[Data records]
▼
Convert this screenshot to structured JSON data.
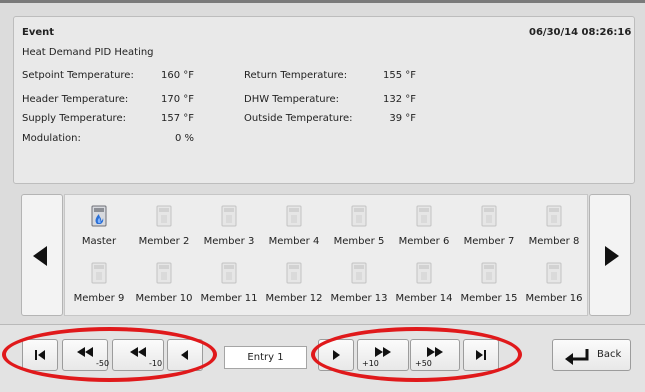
{
  "event": {
    "title": "Event",
    "timestamp": "06/30/14 08:26:16",
    "name": "Heat Demand PID Heating",
    "fields_left": [
      {
        "label": "Setpoint Temperature:",
        "value": "160 °F"
      },
      {
        "label": "Header Temperature:",
        "value": "170 °F"
      },
      {
        "label": "Supply Temperature:",
        "value": "157 °F"
      },
      {
        "label": "Modulation:",
        "value": "0 %"
      }
    ],
    "fields_right": [
      {
        "label": "Return Temperature:",
        "value": "155 °F"
      },
      {
        "label": "DHW Temperature:",
        "value": "132 °F"
      },
      {
        "label": "Outside Temperature:",
        "value": "39 °F"
      }
    ]
  },
  "members": [
    {
      "label": "Master",
      "icon": "boiler-active-icon"
    },
    {
      "label": "Member 2",
      "icon": "boiler-inactive-icon"
    },
    {
      "label": "Member 3",
      "icon": "boiler-inactive-icon"
    },
    {
      "label": "Member 4",
      "icon": "boiler-inactive-icon"
    },
    {
      "label": "Member 5",
      "icon": "boiler-inactive-icon"
    },
    {
      "label": "Member 6",
      "icon": "boiler-inactive-icon"
    },
    {
      "label": "Member 7",
      "icon": "boiler-inactive-icon"
    },
    {
      "label": "Member 8",
      "icon": "boiler-inactive-icon"
    },
    {
      "label": "Member 9",
      "icon": "boiler-inactive-icon"
    },
    {
      "label": "Member 10",
      "icon": "boiler-inactive-icon"
    },
    {
      "label": "Member 11",
      "icon": "boiler-inactive-icon"
    },
    {
      "label": "Member 12",
      "icon": "boiler-inactive-icon"
    },
    {
      "label": "Member 13",
      "icon": "boiler-inactive-icon"
    },
    {
      "label": "Member 14",
      "icon": "boiler-inactive-icon"
    },
    {
      "label": "Member 15",
      "icon": "boiler-inactive-icon"
    },
    {
      "label": "Member 16",
      "icon": "boiler-inactive-icon"
    }
  ],
  "nav": {
    "back_50": "-50",
    "back_10": "-10",
    "fwd_10": "+10",
    "fwd_50": "+50",
    "entry": "Entry 1",
    "back_label": "Back"
  },
  "colors": {
    "highlight": "#e0191b",
    "flame": "#2a6fd6"
  }
}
▲
_YOUR GOAL_
Show every line that contains the word "Temperature".

_THE COMPLETED TASK_
        "label": "Setpoint Temperature:",
        "label": "Header Temperature:",
        "label": "Supply Temperature:",
        "label": "Return Temperature:",
        "label": "DHW Temperature:",
        "label": "Outside Temperature:",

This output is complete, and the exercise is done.